**CHALLENGE:** In the records that follow, show each line where the word "JSON" is present.

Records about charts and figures
--- BEGIN ---
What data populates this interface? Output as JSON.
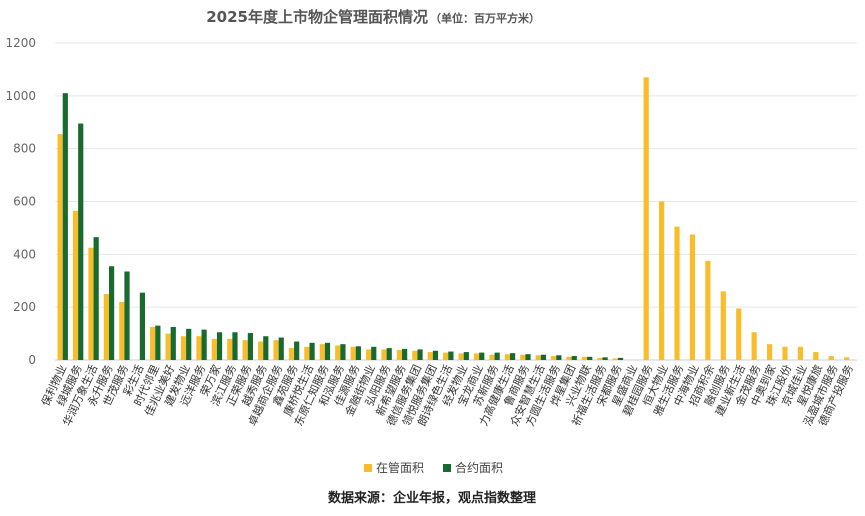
{
  "chart_data": {
    "type": "bar",
    "title": "2025年度上市物企管理面积情况",
    "title_unit": "（单位：百万平方米）",
    "ylim": [
      0,
      1200
    ],
    "yticks": [
      0,
      200,
      400,
      600,
      800,
      1000,
      1200
    ],
    "grid": true,
    "legend_position": "bottom",
    "categories": [
      "保利物业",
      "绿城服务",
      "华润万象生活",
      "永升服务",
      "世茂服务",
      "彩生活",
      "时代邻里",
      "佳兆业美好",
      "建发物业",
      "远洋服务",
      "荣万家",
      "滨江服务",
      "正荣服务",
      "越秀服务",
      "卓越商企服务",
      "鑫苑服务",
      "康桥悦生活",
      "东原仁知服务",
      "和泓服务",
      "佳源服务",
      "金融街物业",
      "弘阳服务",
      "新希望服务",
      "德信服务集团",
      "领悦服务集团",
      "朗诗绿色生活",
      "经发物业",
      "宝龙商业",
      "苏新服务",
      "力高健康生活",
      "鲁商服务",
      "众安智慧生活",
      "方圆生活服务",
      "烨星集团",
      "兴业物联",
      "祈福生活服务",
      "宋都服务",
      "星盛商业",
      "碧桂园服务",
      "恒大物业",
      "雅生活服务",
      "中海物业",
      "招商积余",
      "融创服务",
      "建业新生活",
      "金茂服务",
      "中奥到家",
      "珠江股份",
      "京城佳业",
      "星悦康旅",
      "泓盈城市服务",
      "德商产投服务"
    ],
    "series": [
      {
        "name": "在管面积",
        "color": "#f9bd2b",
        "values": [
          855,
          565,
          425,
          250,
          220,
          0,
          125,
          100,
          90,
          90,
          80,
          80,
          75,
          70,
          75,
          45,
          50,
          60,
          55,
          50,
          40,
          40,
          38,
          35,
          30,
          28,
          25,
          25,
          20,
          22,
          20,
          18,
          15,
          12,
          12,
          8,
          6,
          0,
          1070,
          600,
          505,
          475,
          375,
          260,
          195,
          105,
          60,
          50,
          50,
          30,
          15,
          10
        ]
      },
      {
        "name": "合约面积",
        "color": "#176b2e",
        "values": [
          1010,
          895,
          465,
          355,
          335,
          255,
          130,
          125,
          118,
          115,
          105,
          105,
          102,
          90,
          85,
          70,
          65,
          65,
          60,
          52,
          50,
          45,
          42,
          40,
          35,
          32,
          30,
          28,
          28,
          26,
          22,
          20,
          18,
          15,
          12,
          10,
          8,
          0,
          0,
          0,
          0,
          0,
          0,
          0,
          0,
          0,
          0,
          0,
          0,
          0,
          0,
          0
        ]
      }
    ]
  },
  "source_text": "数据来源：企业年报，观点指数整理"
}
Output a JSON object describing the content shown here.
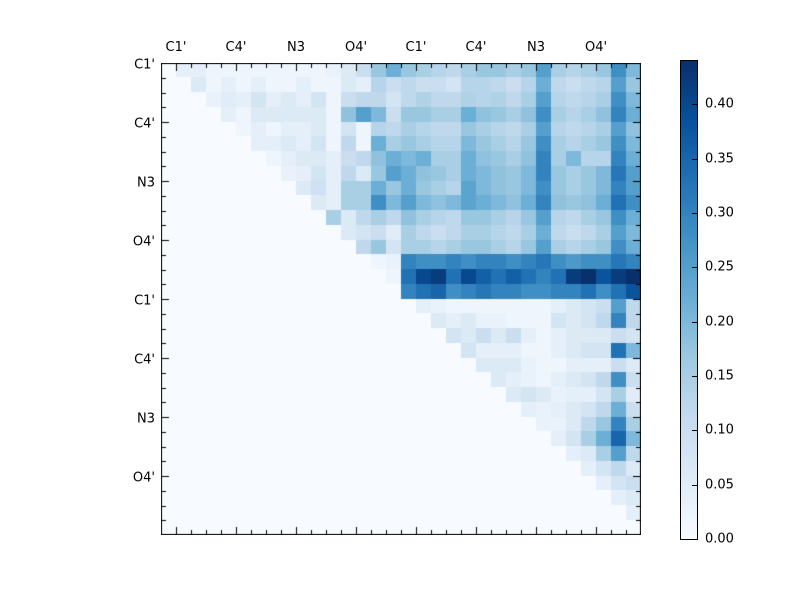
{
  "figure": {
    "background_color": "#ffffff",
    "frame_color": "#000000"
  },
  "chart_data": {
    "type": "heatmap",
    "title": "",
    "xlabel": "",
    "ylabel": "",
    "x_tick_labels": [
      "C1'",
      "C4'",
      "N3",
      "O4'",
      "C1'",
      "C4'",
      "N3",
      "O4'"
    ],
    "y_tick_labels": [
      "C1'",
      "C4'",
      "N3",
      "O4'",
      "C1'",
      "C4'",
      "N3",
      "O4'"
    ],
    "matrix_size": 32,
    "label_group_size": 4,
    "grid": false,
    "vmin": 0.0,
    "vmax": 0.44,
    "colormap": {
      "name": "Blues",
      "stops": [
        {
          "t": 0.0,
          "color": "#f7fbff"
        },
        {
          "t": 0.125,
          "color": "#deebf7"
        },
        {
          "t": 0.25,
          "color": "#c6dbef"
        },
        {
          "t": 0.375,
          "color": "#9ecae1"
        },
        {
          "t": 0.5,
          "color": "#6baed6"
        },
        {
          "t": 0.625,
          "color": "#4292c6"
        },
        {
          "t": 0.75,
          "color": "#2171b5"
        },
        {
          "t": 0.875,
          "color": "#08519c"
        },
        {
          "t": 1.0,
          "color": "#08306b"
        }
      ]
    },
    "colorbar": {
      "position": "right",
      "tick_labels": [
        "0.00",
        "0.05",
        "0.10",
        "0.15",
        "0.20",
        "0.25",
        "0.30",
        "0.35",
        "0.40"
      ],
      "tick_values": [
        0.0,
        0.05,
        0.1,
        0.15,
        0.2,
        0.25,
        0.3,
        0.35,
        0.4
      ]
    },
    "values": [
      [
        0,
        0.04,
        0.04,
        0.02,
        0.02,
        0.02,
        0.02,
        0.02,
        0.02,
        0.02,
        0.02,
        0.03,
        0.06,
        0.1,
        0.17,
        0.22,
        0.17,
        0.15,
        0.13,
        0.12,
        0.15,
        0.17,
        0.17,
        0.15,
        0.17,
        0.25,
        0.15,
        0.13,
        0.15,
        0.17,
        0.28,
        0.2
      ],
      [
        0,
        0,
        0.06,
        0.02,
        0.04,
        0.02,
        0.04,
        0.02,
        0.02,
        0.04,
        0.02,
        0.02,
        0.06,
        0.04,
        0.13,
        0.1,
        0.12,
        0.1,
        0.1,
        0.08,
        0.13,
        0.13,
        0.12,
        0.1,
        0.13,
        0.22,
        0.12,
        0.1,
        0.12,
        0.13,
        0.25,
        0.17
      ],
      [
        0,
        0,
        0,
        0.03,
        0.05,
        0.04,
        0.08,
        0.04,
        0.06,
        0.04,
        0.08,
        0.02,
        0.1,
        0.12,
        0.12,
        0.08,
        0.12,
        0.14,
        0.12,
        0.12,
        0.14,
        0.13,
        0.14,
        0.12,
        0.15,
        0.25,
        0.13,
        0.12,
        0.13,
        0.15,
        0.28,
        0.2
      ],
      [
        0,
        0,
        0,
        0,
        0.04,
        0.02,
        0.06,
        0.06,
        0.06,
        0.06,
        0.06,
        0.02,
        0.18,
        0.25,
        0.2,
        0.1,
        0.17,
        0.17,
        0.15,
        0.15,
        0.22,
        0.18,
        0.17,
        0.15,
        0.18,
        0.28,
        0.15,
        0.13,
        0.15,
        0.18,
        0.3,
        0.22
      ],
      [
        0,
        0,
        0,
        0,
        0,
        0.02,
        0.04,
        0.02,
        0.04,
        0.04,
        0.06,
        0.02,
        0.08,
        0.02,
        0.13,
        0.12,
        0.15,
        0.13,
        0.12,
        0.12,
        0.17,
        0.15,
        0.13,
        0.12,
        0.15,
        0.25,
        0.13,
        0.12,
        0.13,
        0.15,
        0.25,
        0.18
      ],
      [
        0,
        0,
        0,
        0,
        0,
        0,
        0.04,
        0.04,
        0.06,
        0.04,
        0.08,
        0.02,
        0.12,
        0.02,
        0.22,
        0.15,
        0.17,
        0.15,
        0.13,
        0.13,
        0.2,
        0.17,
        0.15,
        0.13,
        0.17,
        0.28,
        0.15,
        0.13,
        0.15,
        0.17,
        0.28,
        0.2
      ],
      [
        0,
        0,
        0,
        0,
        0,
        0,
        0,
        0.02,
        0.04,
        0.06,
        0.06,
        0.04,
        0.1,
        0.12,
        0.18,
        0.22,
        0.2,
        0.22,
        0.15,
        0.15,
        0.22,
        0.18,
        0.17,
        0.15,
        0.18,
        0.3,
        0.15,
        0.2,
        0.13,
        0.13,
        0.3,
        0.22
      ],
      [
        0,
        0,
        0,
        0,
        0,
        0,
        0,
        0,
        0.03,
        0.04,
        0.08,
        0.04,
        0.12,
        0.06,
        0.17,
        0.25,
        0.22,
        0.18,
        0.17,
        0.15,
        0.22,
        0.2,
        0.18,
        0.17,
        0.2,
        0.3,
        0.17,
        0.15,
        0.17,
        0.2,
        0.32,
        0.25
      ],
      [
        0,
        0,
        0,
        0,
        0,
        0,
        0,
        0,
        0,
        0.06,
        0.09,
        0.04,
        0.15,
        0.15,
        0.22,
        0.17,
        0.22,
        0.17,
        0.15,
        0.13,
        0.24,
        0.2,
        0.18,
        0.17,
        0.2,
        0.28,
        0.17,
        0.15,
        0.17,
        0.2,
        0.3,
        0.25
      ],
      [
        0,
        0,
        0,
        0,
        0,
        0,
        0,
        0,
        0,
        0,
        0.06,
        0.04,
        0.15,
        0.15,
        0.28,
        0.2,
        0.25,
        0.2,
        0.18,
        0.2,
        0.24,
        0.22,
        0.2,
        0.18,
        0.22,
        0.3,
        0.18,
        0.17,
        0.18,
        0.22,
        0.33,
        0.28
      ],
      [
        0,
        0,
        0,
        0,
        0,
        0,
        0,
        0,
        0,
        0,
        0,
        0.15,
        0.06,
        0.12,
        0.15,
        0.12,
        0.18,
        0.15,
        0.13,
        0.12,
        0.17,
        0.17,
        0.15,
        0.13,
        0.17,
        0.25,
        0.13,
        0.12,
        0.15,
        0.17,
        0.28,
        0.22
      ],
      [
        0,
        0,
        0,
        0,
        0,
        0,
        0,
        0,
        0,
        0,
        0,
        0,
        0.06,
        0.08,
        0.1,
        0.05,
        0.15,
        0.12,
        0.1,
        0.12,
        0.15,
        0.15,
        0.13,
        0.12,
        0.15,
        0.22,
        0.12,
        0.1,
        0.12,
        0.15,
        0.25,
        0.2
      ],
      [
        0,
        0,
        0,
        0,
        0,
        0,
        0,
        0,
        0,
        0,
        0,
        0,
        0,
        0.12,
        0.17,
        0.08,
        0.15,
        0.15,
        0.13,
        0.15,
        0.17,
        0.17,
        0.15,
        0.13,
        0.17,
        0.25,
        0.15,
        0.13,
        0.15,
        0.17,
        0.28,
        0.22
      ],
      [
        0,
        0,
        0,
        0,
        0,
        0,
        0,
        0,
        0,
        0,
        0,
        0,
        0,
        0,
        0.02,
        0.03,
        0.3,
        0.28,
        0.28,
        0.3,
        0.28,
        0.3,
        0.3,
        0.28,
        0.3,
        0.32,
        0.28,
        0.26,
        0.28,
        0.28,
        0.32,
        0.3
      ],
      [
        0,
        0,
        0,
        0,
        0,
        0,
        0,
        0,
        0,
        0,
        0,
        0,
        0,
        0,
        0,
        0.02,
        0.33,
        0.4,
        0.42,
        0.33,
        0.4,
        0.36,
        0.33,
        0.36,
        0.33,
        0.3,
        0.33,
        0.42,
        0.44,
        0.38,
        0.42,
        0.44
      ],
      [
        0,
        0,
        0,
        0,
        0,
        0,
        0,
        0,
        0,
        0,
        0,
        0,
        0,
        0,
        0,
        0,
        0.3,
        0.33,
        0.35,
        0.28,
        0.3,
        0.32,
        0.3,
        0.3,
        0.28,
        0.28,
        0.3,
        0.3,
        0.33,
        0.28,
        0.33,
        0.38
      ],
      [
        0,
        0,
        0,
        0,
        0,
        0,
        0,
        0,
        0,
        0,
        0,
        0,
        0,
        0,
        0,
        0,
        0,
        0.04,
        0.03,
        0.02,
        0.02,
        0.02,
        0.02,
        0.02,
        0.02,
        0.02,
        0.04,
        0.06,
        0.08,
        0.1,
        0.25,
        0.12
      ],
      [
        0,
        0,
        0,
        0,
        0,
        0,
        0,
        0,
        0,
        0,
        0,
        0,
        0,
        0,
        0,
        0,
        0,
        0,
        0.06,
        0.04,
        0.06,
        0.03,
        0.03,
        0.02,
        0.02,
        0.02,
        0.08,
        0.06,
        0.08,
        0.12,
        0.3,
        0.12
      ],
      [
        0,
        0,
        0,
        0,
        0,
        0,
        0,
        0,
        0,
        0,
        0,
        0,
        0,
        0,
        0,
        0,
        0,
        0,
        0,
        0.08,
        0.06,
        0.1,
        0.06,
        0.1,
        0.04,
        0.02,
        0.04,
        0.06,
        0.06,
        0.06,
        0.1,
        0.08
      ],
      [
        0,
        0,
        0,
        0,
        0,
        0,
        0,
        0,
        0,
        0,
        0,
        0,
        0,
        0,
        0,
        0,
        0,
        0,
        0,
        0,
        0.08,
        0.04,
        0.04,
        0.04,
        0.02,
        0.02,
        0.04,
        0.06,
        0.08,
        0.08,
        0.33,
        0.2
      ],
      [
        0,
        0,
        0,
        0,
        0,
        0,
        0,
        0,
        0,
        0,
        0,
        0,
        0,
        0,
        0,
        0,
        0,
        0,
        0,
        0,
        0,
        0.06,
        0.06,
        0.06,
        0.03,
        0.02,
        0.02,
        0.04,
        0.04,
        0.04,
        0.1,
        0.06
      ],
      [
        0,
        0,
        0,
        0,
        0,
        0,
        0,
        0,
        0,
        0,
        0,
        0,
        0,
        0,
        0,
        0,
        0,
        0,
        0,
        0,
        0,
        0,
        0.06,
        0.04,
        0.03,
        0.02,
        0.04,
        0.06,
        0.08,
        0.12,
        0.28,
        0.1
      ],
      [
        0,
        0,
        0,
        0,
        0,
        0,
        0,
        0,
        0,
        0,
        0,
        0,
        0,
        0,
        0,
        0,
        0,
        0,
        0,
        0,
        0,
        0,
        0,
        0.06,
        0.08,
        0.06,
        0.03,
        0.04,
        0.04,
        0.08,
        0.15,
        0.05
      ],
      [
        0,
        0,
        0,
        0,
        0,
        0,
        0,
        0,
        0,
        0,
        0,
        0,
        0,
        0,
        0,
        0,
        0,
        0,
        0,
        0,
        0,
        0,
        0,
        0,
        0.04,
        0.03,
        0.04,
        0.06,
        0.08,
        0.12,
        0.22,
        0.1
      ],
      [
        0,
        0,
        0,
        0,
        0,
        0,
        0,
        0,
        0,
        0,
        0,
        0,
        0,
        0,
        0,
        0,
        0,
        0,
        0,
        0,
        0,
        0,
        0,
        0,
        0,
        0.03,
        0.03,
        0.06,
        0.12,
        0.17,
        0.3,
        0.15
      ],
      [
        0,
        0,
        0,
        0,
        0,
        0,
        0,
        0,
        0,
        0,
        0,
        0,
        0,
        0,
        0,
        0,
        0,
        0,
        0,
        0,
        0,
        0,
        0,
        0,
        0,
        0,
        0.04,
        0.08,
        0.15,
        0.22,
        0.35,
        0.2
      ],
      [
        0,
        0,
        0,
        0,
        0,
        0,
        0,
        0,
        0,
        0,
        0,
        0,
        0,
        0,
        0,
        0,
        0,
        0,
        0,
        0,
        0,
        0,
        0,
        0,
        0,
        0,
        0,
        0.04,
        0.06,
        0.15,
        0.25,
        0.12
      ],
      [
        0,
        0,
        0,
        0,
        0,
        0,
        0,
        0,
        0,
        0,
        0,
        0,
        0,
        0,
        0,
        0,
        0,
        0,
        0,
        0,
        0,
        0,
        0,
        0,
        0,
        0,
        0,
        0,
        0.04,
        0.08,
        0.12,
        0.06
      ],
      [
        0,
        0,
        0,
        0,
        0,
        0,
        0,
        0,
        0,
        0,
        0,
        0,
        0,
        0,
        0,
        0,
        0,
        0,
        0,
        0,
        0,
        0,
        0,
        0,
        0,
        0,
        0,
        0,
        0,
        0.04,
        0.08,
        0.1
      ],
      [
        0,
        0,
        0,
        0,
        0,
        0,
        0,
        0,
        0,
        0,
        0,
        0,
        0,
        0,
        0,
        0,
        0,
        0,
        0,
        0,
        0,
        0,
        0,
        0,
        0,
        0,
        0,
        0,
        0,
        0,
        0.04,
        0.06
      ],
      [
        0,
        0,
        0,
        0,
        0,
        0,
        0,
        0,
        0,
        0,
        0,
        0,
        0,
        0,
        0,
        0,
        0,
        0,
        0,
        0,
        0,
        0,
        0,
        0,
        0,
        0,
        0,
        0,
        0,
        0,
        0,
        0.04
      ],
      [
        0,
        0,
        0,
        0,
        0,
        0,
        0,
        0,
        0,
        0,
        0,
        0,
        0,
        0,
        0,
        0,
        0,
        0,
        0,
        0,
        0,
        0,
        0,
        0,
        0,
        0,
        0,
        0,
        0,
        0,
        0,
        0
      ]
    ]
  }
}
--- END ---
**REPLY:**
What data populates this interface? Output as JSON.
Output a JSON object describing the content shown here.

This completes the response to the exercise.